▶ **Work to complete**
Select from the data all lines with the word "JSON".

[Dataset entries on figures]
[Start]

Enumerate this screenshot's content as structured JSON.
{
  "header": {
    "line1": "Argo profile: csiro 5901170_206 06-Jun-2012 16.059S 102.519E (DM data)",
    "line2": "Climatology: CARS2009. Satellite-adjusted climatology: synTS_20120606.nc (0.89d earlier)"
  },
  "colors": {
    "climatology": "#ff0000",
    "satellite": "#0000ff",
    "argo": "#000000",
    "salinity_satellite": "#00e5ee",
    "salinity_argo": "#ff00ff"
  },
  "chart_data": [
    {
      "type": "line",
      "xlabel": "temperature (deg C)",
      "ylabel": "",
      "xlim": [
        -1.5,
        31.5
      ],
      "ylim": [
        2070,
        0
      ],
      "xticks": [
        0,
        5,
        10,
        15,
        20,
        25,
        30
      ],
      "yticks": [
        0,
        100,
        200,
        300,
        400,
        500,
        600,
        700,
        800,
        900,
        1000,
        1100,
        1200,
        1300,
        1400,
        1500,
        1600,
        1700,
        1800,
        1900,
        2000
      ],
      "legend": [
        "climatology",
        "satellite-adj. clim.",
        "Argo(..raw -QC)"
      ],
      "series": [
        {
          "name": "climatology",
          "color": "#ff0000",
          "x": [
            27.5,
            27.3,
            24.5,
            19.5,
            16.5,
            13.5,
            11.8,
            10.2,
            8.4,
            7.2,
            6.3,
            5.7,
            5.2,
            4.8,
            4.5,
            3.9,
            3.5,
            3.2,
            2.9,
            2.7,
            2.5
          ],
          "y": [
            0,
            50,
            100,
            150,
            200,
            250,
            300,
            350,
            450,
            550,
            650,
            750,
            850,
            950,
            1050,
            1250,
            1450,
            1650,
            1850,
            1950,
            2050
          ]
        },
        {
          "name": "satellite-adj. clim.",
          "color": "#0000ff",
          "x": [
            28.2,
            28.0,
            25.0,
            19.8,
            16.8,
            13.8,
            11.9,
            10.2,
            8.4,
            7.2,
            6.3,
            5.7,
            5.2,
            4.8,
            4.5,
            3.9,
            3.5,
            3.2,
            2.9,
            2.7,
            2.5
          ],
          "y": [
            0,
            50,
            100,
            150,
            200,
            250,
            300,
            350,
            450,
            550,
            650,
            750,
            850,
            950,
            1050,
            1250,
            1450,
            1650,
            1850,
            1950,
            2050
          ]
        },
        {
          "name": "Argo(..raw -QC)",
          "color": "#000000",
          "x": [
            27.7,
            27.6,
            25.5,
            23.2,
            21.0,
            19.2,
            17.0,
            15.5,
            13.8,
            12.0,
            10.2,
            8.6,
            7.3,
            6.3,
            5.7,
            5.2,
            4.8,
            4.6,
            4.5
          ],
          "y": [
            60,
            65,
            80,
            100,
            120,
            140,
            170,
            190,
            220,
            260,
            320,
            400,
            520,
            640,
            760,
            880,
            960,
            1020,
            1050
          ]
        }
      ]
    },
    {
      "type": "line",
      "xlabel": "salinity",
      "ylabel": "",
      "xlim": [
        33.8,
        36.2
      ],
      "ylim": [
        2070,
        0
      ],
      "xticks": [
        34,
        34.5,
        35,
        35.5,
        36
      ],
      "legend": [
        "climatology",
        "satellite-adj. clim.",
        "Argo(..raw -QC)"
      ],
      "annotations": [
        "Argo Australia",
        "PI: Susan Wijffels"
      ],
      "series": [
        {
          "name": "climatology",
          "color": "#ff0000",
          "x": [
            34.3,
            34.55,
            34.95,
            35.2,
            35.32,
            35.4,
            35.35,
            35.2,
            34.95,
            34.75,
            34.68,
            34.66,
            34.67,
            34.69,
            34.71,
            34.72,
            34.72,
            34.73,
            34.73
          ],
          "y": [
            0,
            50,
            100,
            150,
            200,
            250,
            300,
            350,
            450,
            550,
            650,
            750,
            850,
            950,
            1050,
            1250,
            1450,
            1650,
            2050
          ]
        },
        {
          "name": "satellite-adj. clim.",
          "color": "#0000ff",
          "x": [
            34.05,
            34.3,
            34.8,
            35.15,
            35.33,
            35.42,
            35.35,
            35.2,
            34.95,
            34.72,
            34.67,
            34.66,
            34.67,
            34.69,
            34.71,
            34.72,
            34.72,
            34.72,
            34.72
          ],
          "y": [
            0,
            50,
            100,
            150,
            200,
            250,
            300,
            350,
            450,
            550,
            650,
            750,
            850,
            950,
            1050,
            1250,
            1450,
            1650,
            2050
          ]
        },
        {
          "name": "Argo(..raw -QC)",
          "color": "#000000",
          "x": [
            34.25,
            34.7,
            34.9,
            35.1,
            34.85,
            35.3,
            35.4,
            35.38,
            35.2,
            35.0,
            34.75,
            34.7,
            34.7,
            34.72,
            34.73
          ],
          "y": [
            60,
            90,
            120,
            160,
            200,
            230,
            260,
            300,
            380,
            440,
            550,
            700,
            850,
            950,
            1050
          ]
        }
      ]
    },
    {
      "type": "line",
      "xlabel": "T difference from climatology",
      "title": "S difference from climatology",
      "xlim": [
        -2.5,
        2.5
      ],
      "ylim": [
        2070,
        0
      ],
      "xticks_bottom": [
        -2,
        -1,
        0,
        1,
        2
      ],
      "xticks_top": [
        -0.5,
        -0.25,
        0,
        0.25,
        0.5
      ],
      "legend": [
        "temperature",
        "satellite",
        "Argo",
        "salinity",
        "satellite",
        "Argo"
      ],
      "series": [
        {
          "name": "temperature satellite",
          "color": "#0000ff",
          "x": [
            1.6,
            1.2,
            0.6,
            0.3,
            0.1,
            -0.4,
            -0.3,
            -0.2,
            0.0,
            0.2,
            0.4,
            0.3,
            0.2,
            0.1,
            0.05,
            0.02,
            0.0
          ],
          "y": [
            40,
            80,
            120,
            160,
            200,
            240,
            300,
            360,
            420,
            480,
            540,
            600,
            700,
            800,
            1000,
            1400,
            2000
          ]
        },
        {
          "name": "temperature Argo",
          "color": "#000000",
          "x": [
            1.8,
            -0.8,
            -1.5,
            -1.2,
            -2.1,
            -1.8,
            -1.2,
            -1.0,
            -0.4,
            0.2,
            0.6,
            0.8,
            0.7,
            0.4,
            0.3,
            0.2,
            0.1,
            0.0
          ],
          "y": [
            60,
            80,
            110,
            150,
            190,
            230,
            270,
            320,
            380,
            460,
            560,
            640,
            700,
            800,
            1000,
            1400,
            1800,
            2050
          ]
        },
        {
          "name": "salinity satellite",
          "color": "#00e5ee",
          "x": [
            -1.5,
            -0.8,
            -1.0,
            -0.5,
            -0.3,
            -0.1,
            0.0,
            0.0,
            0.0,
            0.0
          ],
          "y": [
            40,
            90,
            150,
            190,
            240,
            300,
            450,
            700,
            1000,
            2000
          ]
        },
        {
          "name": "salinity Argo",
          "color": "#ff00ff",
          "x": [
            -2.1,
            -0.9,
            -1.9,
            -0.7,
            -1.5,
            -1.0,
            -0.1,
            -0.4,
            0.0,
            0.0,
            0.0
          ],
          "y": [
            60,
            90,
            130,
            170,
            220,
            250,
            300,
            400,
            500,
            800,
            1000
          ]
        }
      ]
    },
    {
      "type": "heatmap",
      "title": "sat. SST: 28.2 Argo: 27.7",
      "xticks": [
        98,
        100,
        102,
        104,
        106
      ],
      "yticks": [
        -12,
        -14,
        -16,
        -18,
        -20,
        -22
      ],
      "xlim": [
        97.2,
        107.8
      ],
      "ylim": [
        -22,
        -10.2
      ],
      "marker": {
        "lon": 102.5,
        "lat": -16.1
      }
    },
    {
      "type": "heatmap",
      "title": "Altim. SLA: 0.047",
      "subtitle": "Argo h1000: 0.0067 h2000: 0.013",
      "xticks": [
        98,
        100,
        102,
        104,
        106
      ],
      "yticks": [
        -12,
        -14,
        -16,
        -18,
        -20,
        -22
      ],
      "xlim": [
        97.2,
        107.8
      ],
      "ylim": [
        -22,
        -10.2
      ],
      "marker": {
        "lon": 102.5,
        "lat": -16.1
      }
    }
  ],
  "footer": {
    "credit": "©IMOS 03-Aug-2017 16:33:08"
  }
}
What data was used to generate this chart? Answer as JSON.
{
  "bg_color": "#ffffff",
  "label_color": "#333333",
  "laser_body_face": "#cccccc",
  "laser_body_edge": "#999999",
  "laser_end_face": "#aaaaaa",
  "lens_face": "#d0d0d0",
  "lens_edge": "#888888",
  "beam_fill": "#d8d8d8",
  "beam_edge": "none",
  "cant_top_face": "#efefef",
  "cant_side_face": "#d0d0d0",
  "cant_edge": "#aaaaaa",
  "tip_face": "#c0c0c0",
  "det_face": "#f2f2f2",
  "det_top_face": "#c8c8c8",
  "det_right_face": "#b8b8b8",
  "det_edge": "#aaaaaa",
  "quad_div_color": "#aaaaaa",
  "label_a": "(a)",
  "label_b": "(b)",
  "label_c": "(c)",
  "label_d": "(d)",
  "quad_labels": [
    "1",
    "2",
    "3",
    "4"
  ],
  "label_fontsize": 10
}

[End]

▶ **Answer**
Enumerate this screenshot's content as structured JSON.
What data was used to generate this chart? Answer as JSON.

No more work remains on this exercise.